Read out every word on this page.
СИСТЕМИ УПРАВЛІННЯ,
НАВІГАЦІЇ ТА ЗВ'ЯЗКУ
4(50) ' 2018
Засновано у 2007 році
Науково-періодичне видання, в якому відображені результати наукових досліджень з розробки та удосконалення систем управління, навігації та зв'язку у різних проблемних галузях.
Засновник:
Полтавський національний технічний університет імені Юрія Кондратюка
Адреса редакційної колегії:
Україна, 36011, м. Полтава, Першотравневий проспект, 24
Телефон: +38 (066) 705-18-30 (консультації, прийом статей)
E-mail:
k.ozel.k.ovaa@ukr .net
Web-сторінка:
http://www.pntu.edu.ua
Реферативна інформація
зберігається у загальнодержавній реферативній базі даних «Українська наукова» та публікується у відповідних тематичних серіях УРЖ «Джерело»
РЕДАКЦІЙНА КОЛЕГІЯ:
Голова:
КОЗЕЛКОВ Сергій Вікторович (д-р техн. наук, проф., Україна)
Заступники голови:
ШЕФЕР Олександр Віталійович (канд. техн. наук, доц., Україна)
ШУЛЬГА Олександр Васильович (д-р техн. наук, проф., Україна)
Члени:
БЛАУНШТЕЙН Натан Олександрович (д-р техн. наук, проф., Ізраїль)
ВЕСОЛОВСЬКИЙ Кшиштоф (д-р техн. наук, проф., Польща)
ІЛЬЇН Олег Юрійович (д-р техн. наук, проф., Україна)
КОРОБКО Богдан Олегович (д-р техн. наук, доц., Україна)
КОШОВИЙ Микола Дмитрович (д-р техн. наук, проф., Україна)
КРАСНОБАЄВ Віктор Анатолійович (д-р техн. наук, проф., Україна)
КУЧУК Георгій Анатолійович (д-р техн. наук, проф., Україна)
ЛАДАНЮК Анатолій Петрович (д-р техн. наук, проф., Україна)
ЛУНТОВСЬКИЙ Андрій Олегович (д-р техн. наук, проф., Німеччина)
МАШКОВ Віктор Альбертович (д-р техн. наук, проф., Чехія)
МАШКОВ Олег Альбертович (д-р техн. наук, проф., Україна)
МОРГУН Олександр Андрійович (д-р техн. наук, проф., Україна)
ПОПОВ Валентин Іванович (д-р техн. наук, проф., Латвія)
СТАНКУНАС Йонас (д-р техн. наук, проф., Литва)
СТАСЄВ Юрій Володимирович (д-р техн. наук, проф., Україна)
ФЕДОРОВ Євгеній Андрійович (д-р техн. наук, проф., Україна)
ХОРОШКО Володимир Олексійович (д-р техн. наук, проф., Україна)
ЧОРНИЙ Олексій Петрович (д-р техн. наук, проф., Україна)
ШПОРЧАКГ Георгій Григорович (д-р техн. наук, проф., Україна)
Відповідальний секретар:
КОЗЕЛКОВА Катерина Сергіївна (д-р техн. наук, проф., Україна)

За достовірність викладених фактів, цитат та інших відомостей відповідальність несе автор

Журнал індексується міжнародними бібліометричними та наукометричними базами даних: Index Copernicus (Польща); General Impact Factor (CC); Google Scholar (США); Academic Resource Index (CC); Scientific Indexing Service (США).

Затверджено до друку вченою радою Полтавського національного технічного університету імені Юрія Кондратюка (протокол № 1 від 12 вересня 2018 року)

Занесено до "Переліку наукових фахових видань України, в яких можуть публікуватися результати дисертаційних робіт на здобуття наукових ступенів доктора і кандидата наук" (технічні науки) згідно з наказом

## Task
Search the data for the string "Петрович". List each line that has it.

## Task output
ЛАДАНЮК Анатолій Петрович (д-р техн. наук, проф., Україна)
ЧОРНИЙ Олексій Петрович (д-р техн. наук, проф., Україна)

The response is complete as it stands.